PROBLEM DESCRIPTION:
Make an exact copy of all the entries, with the pictures left out.

******************************

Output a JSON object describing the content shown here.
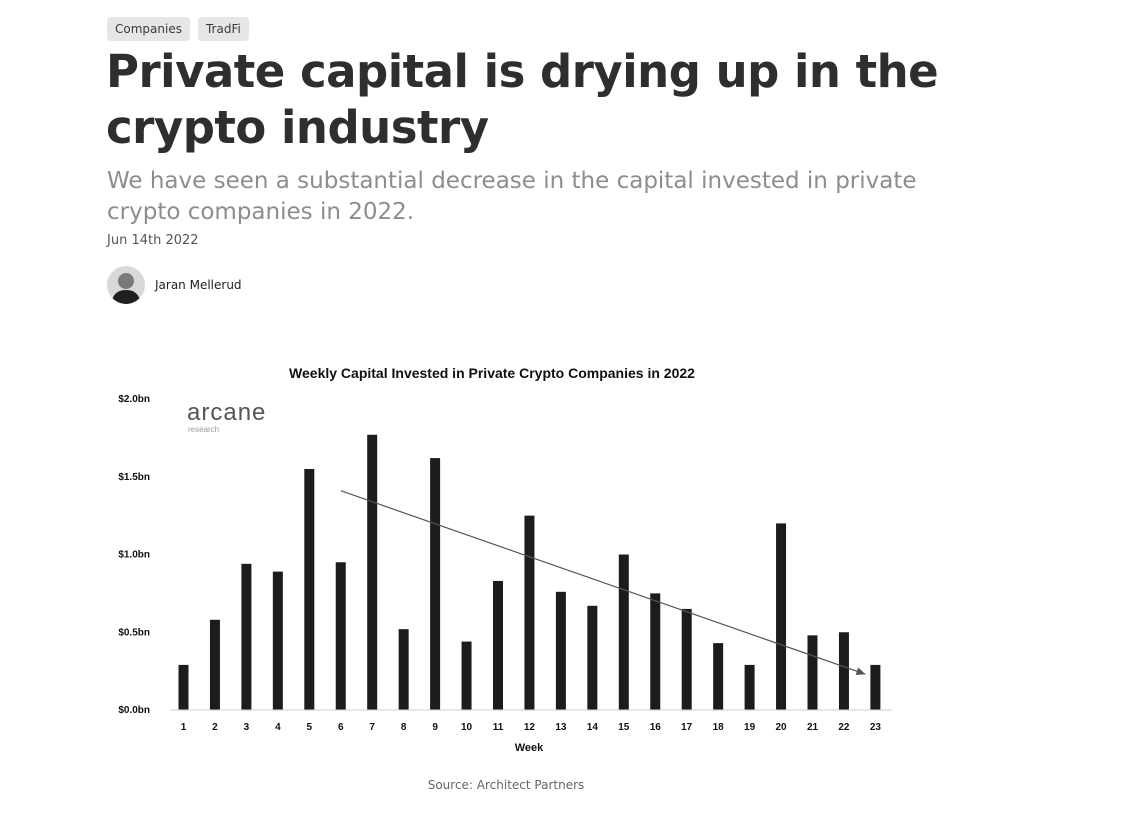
{
  "tags": [
    "Companies",
    "TradFi"
  ],
  "article": {
    "title": "Private capital is drying up in the crypto industry",
    "subtitle": "We have seen a substantial decrease in the capital invested in private crypto companies in 2022.",
    "date": "Jun 14th 2022",
    "author": "Jaran Mellerud"
  },
  "chart_logo": {
    "name": "arcane",
    "sub": "research"
  },
  "chart_data": {
    "type": "bar",
    "title": "Weekly Capital Invested in Private Crypto Companies in 2022",
    "xlabel": "Week",
    "ylabel": "",
    "categories": [
      "1",
      "2",
      "3",
      "4",
      "5",
      "6",
      "7",
      "8",
      "9",
      "10",
      "11",
      "12",
      "13",
      "14",
      "15",
      "16",
      "17",
      "18",
      "19",
      "20",
      "21",
      "22",
      "23"
    ],
    "values": [
      0.29,
      0.58,
      0.94,
      0.89,
      1.55,
      0.95,
      1.77,
      0.52,
      1.62,
      0.44,
      0.83,
      1.25,
      0.76,
      0.67,
      1.0,
      0.75,
      0.65,
      0.43,
      0.29,
      1.2,
      0.48,
      0.5,
      0.29
    ],
    "ylim": [
      0,
      2.0
    ],
    "yticks": [
      0,
      0.5,
      1.0,
      1.5,
      2.0
    ],
    "ytick_labels": [
      "$0.0bn",
      "$0.5bn",
      "$1.0bn",
      "$1.5bn",
      "$2.0bn"
    ],
    "trend": {
      "from": {
        "x": 6,
        "y": 1.41
      },
      "to": {
        "x": 23,
        "y": 0.23
      }
    },
    "bar_color": "#1c1c1c",
    "grid": false
  },
  "source": "Source: Architect Partners"
}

******************************

RESULT FOR THIS EXERCISE:
Output a JSON object describing the content shown here.
{
  "tags": [
    "Companies",
    "TradFi"
  ],
  "article": {
    "title": "Private capital is drying up in the crypto industry",
    "subtitle": "We have seen a substantial decrease in the capital invested in private crypto companies in 2022.",
    "date": "Jun 14th 2022",
    "author": "Jaran Mellerud"
  },
  "chart_logo": {
    "name": "arcane",
    "sub": "research"
  },
  "chart_data": {
    "type": "bar",
    "title": "Weekly Capital Invested in Private Crypto Companies in 2022",
    "xlabel": "Week",
    "ylabel": "",
    "categories": [
      "1",
      "2",
      "3",
      "4",
      "5",
      "6",
      "7",
      "8",
      "9",
      "10",
      "11",
      "12",
      "13",
      "14",
      "15",
      "16",
      "17",
      "18",
      "19",
      "20",
      "21",
      "22",
      "23"
    ],
    "values": [
      0.29,
      0.58,
      0.94,
      0.89,
      1.55,
      0.95,
      1.77,
      0.52,
      1.62,
      0.44,
      0.83,
      1.25,
      0.76,
      0.67,
      1.0,
      0.75,
      0.65,
      0.43,
      0.29,
      1.2,
      0.48,
      0.5,
      0.29
    ],
    "ylim": [
      0,
      2.0
    ],
    "yticks": [
      0,
      0.5,
      1.0,
      1.5,
      2.0
    ],
    "ytick_labels": [
      "$0.0bn",
      "$0.5bn",
      "$1.0bn",
      "$1.5bn",
      "$2.0bn"
    ],
    "trend": {
      "from": {
        "x": 6,
        "y": 1.41
      },
      "to": {
        "x": 23,
        "y": 0.23
      }
    },
    "bar_color": "#1c1c1c",
    "grid": false
  },
  "source": "Source: Architect Partners"
}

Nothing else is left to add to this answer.